== RECORDS FOR THIS TASK ==

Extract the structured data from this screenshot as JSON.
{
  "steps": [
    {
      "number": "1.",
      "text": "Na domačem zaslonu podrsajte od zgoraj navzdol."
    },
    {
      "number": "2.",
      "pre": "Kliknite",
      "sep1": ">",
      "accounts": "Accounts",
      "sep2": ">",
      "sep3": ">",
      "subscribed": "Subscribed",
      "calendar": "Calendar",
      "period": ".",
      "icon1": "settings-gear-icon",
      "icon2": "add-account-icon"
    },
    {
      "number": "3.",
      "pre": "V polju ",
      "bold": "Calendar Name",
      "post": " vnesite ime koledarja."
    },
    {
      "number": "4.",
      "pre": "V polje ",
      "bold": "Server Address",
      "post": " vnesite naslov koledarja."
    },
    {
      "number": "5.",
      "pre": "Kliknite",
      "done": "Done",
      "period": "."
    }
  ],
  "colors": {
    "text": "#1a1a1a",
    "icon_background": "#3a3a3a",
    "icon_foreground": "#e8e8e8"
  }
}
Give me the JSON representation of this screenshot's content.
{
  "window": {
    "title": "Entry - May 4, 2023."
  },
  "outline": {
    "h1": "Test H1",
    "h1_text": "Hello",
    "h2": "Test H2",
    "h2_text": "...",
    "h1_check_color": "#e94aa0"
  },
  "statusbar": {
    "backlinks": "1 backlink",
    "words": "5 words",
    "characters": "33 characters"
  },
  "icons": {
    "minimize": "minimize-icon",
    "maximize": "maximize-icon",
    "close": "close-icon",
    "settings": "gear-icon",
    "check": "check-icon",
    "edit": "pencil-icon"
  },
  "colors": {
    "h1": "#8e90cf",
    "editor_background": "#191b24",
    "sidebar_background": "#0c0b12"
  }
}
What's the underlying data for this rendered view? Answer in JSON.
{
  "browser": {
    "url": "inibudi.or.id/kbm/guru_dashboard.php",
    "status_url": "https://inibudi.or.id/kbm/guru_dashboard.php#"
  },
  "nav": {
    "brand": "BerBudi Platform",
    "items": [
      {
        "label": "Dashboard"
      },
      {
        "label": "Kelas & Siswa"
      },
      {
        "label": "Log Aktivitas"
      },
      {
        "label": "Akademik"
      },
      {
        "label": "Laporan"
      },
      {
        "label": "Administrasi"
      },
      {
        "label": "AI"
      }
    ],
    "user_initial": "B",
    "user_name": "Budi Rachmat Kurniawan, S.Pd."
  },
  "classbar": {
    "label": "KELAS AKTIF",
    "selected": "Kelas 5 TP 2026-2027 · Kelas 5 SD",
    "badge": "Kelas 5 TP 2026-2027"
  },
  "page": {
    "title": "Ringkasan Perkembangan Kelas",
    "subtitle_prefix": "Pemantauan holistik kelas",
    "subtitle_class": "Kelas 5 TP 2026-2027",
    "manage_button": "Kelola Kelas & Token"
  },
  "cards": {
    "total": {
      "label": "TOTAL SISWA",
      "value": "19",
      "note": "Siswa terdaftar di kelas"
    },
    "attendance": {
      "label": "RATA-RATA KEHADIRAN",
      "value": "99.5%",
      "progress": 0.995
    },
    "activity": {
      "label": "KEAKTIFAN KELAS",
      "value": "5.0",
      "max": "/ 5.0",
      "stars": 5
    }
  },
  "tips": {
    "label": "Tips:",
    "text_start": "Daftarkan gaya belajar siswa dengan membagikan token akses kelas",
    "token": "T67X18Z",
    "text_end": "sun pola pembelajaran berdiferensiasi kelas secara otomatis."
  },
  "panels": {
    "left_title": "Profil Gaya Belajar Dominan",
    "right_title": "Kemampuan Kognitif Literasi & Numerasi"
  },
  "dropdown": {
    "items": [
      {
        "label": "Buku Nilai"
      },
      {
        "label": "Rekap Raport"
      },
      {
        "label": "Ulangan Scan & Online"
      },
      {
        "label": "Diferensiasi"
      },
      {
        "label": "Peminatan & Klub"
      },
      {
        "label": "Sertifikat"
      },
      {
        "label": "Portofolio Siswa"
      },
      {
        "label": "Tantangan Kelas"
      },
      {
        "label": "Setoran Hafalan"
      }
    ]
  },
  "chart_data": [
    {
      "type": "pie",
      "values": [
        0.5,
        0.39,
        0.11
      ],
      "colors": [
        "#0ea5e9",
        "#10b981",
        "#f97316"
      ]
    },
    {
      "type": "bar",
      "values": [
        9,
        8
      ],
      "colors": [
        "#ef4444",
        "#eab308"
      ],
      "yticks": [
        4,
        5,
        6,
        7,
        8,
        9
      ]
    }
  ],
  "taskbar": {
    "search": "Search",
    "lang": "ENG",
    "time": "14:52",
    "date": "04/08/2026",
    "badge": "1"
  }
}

===

- _PROBLEM STATEMENT_: Extract all of the data above and output it character for character.

- _THE RESULT_:
Extract the structured data from this screenshot as JSON.
{
  "steps": [
    {
      "number": "1.",
      "text": "Na domačem zaslonu podrsajte od zgoraj navzdol."
    },
    {
      "number": "2.",
      "pre": "Kliknite",
      "sep1": ">",
      "accounts": "Accounts",
      "sep2": ">",
      "sep3": ">",
      "subscribed": "Subscribed",
      "calendar": "Calendar",
      "period": ".",
      "icon1": "settings-gear-icon",
      "icon2": "add-account-icon"
    },
    {
      "number": "3.",
      "pre": "V polju ",
      "bold": "Calendar Name",
      "post": " vnesite ime koledarja."
    },
    {
      "number": "4.",
      "pre": "V polje ",
      "bold": "Server Address",
      "post": " vnesite naslov koledarja."
    },
    {
      "number": "5.",
      "pre": "Kliknite",
      "done": "Done",
      "period": "."
    }
  ],
  "colors": {
    "text": "#1a1a1a",
    "icon_background": "#3a3a3a",
    "icon_foreground": "#e8e8e8"
  }
}
Give me the JSON representation of this screenshot's content.
{
  "window": {
    "title": "Entry - May 4, 2023."
  },
  "outline": {
    "h1": "Test H1",
    "h1_text": "Hello",
    "h2": "Test H2",
    "h2_text": "...",
    "h1_check_color": "#e94aa0"
  },
  "statusbar": {
    "backlinks": "1 backlink",
    "words": "5 words",
    "characters": "33 characters"
  },
  "icons": {
    "minimize": "minimize-icon",
    "maximize": "maximize-icon",
    "close": "close-icon",
    "settings": "gear-icon",
    "check": "check-icon",
    "edit": "pencil-icon"
  },
  "colors": {
    "h1": "#8e90cf",
    "editor_background": "#191b24",
    "sidebar_background": "#0c0b12"
  }
}
What's the underlying data for this rendered view? Answer in JSON.
{
  "browser": {
    "url": "inibudi.or.id/kbm/guru_dashboard.php",
    "status_url": "https://inibudi.or.id/kbm/guru_dashboard.php#"
  },
  "nav": {
    "brand": "BerBudi Platform",
    "items": [
      {
        "label": "Dashboard"
      },
      {
        "label": "Kelas & Siswa"
      },
      {
        "label": "Log Aktivitas"
      },
      {
        "label": "Akademik"
      },
      {
        "label": "Laporan"
      },
      {
        "label": "Administrasi"
      },
      {
        "label": "AI"
      }
    ],
    "user_initial": "B",
    "user_name": "Budi Rachmat Kurniawan, S.Pd."
  },
  "classbar": {
    "label": "KELAS AKTIF",
    "selected": "Kelas 5 TP 2026-2027 · Kelas 5 SD",
    "badge": "Kelas 5 TP 2026-2027"
  },
  "page": {
    "title": "Ringkasan Perkembangan Kelas",
    "subtitle_prefix": "Pemantauan holistik kelas",
    "subtitle_class": "Kelas 5 TP 2026-2027",
    "manage_button": "Kelola Kelas & Token"
  },
  "cards": {
    "total": {
      "label": "TOTAL SISWA",
      "value": "19",
      "note": "Siswa terdaftar di kelas"
    },
    "attendance": {
      "label": "RATA-RATA KEHADIRAN",
      "value": "99.5%",
      "progress": 0.995
    },
    "activity": {
      "label": "KEAKTIFAN KELAS",
      "value": "5.0",
      "max": "/ 5.0",
      "stars": 5
    }
  },
  "tips": {
    "label": "Tips:",
    "text_start": "Daftarkan gaya belajar siswa dengan membagikan token akses kelas",
    "token": "T67X18Z",
    "text_end": "sun pola pembelajaran berdiferensiasi kelas secara otomatis."
  },
  "panels": {
    "left_title": "Profil Gaya Belajar Dominan",
    "right_title": "Kemampuan Kognitif Literasi & Numerasi"
  },
  "dropdown": {
    "items": [
      {
        "label": "Buku Nilai"
      },
      {
        "label": "Rekap Raport"
      },
      {
        "label": "Ulangan Scan & Online"
      },
      {
        "label": "Diferensiasi"
      },
      {
        "label": "Peminatan & Klub"
      },
      {
        "label": "Sertifikat"
      },
      {
        "label": "Portofolio Siswa"
      },
      {
        "label": "Tantangan Kelas"
      },
      {
        "label": "Setoran Hafalan"
      }
    ]
  },
  "chart_data": [
    {
      "type": "pie",
      "values": [
        0.5,
        0.39,
        0.11
      ],
      "colors": [
        "#0ea5e9",
        "#10b981",
        "#f97316"
      ]
    },
    {
      "type": "bar",
      "values": [
        9,
        8
      ],
      "colors": [
        "#ef4444",
        "#eab308"
      ],
      "yticks": [
        4,
        5,
        6,
        7,
        8,
        9
      ]
    }
  ],
  "taskbar": {
    "search": "Search",
    "lang": "ENG",
    "time": "14:52",
    "date": "04/08/2026",
    "badge": "1"
  }
}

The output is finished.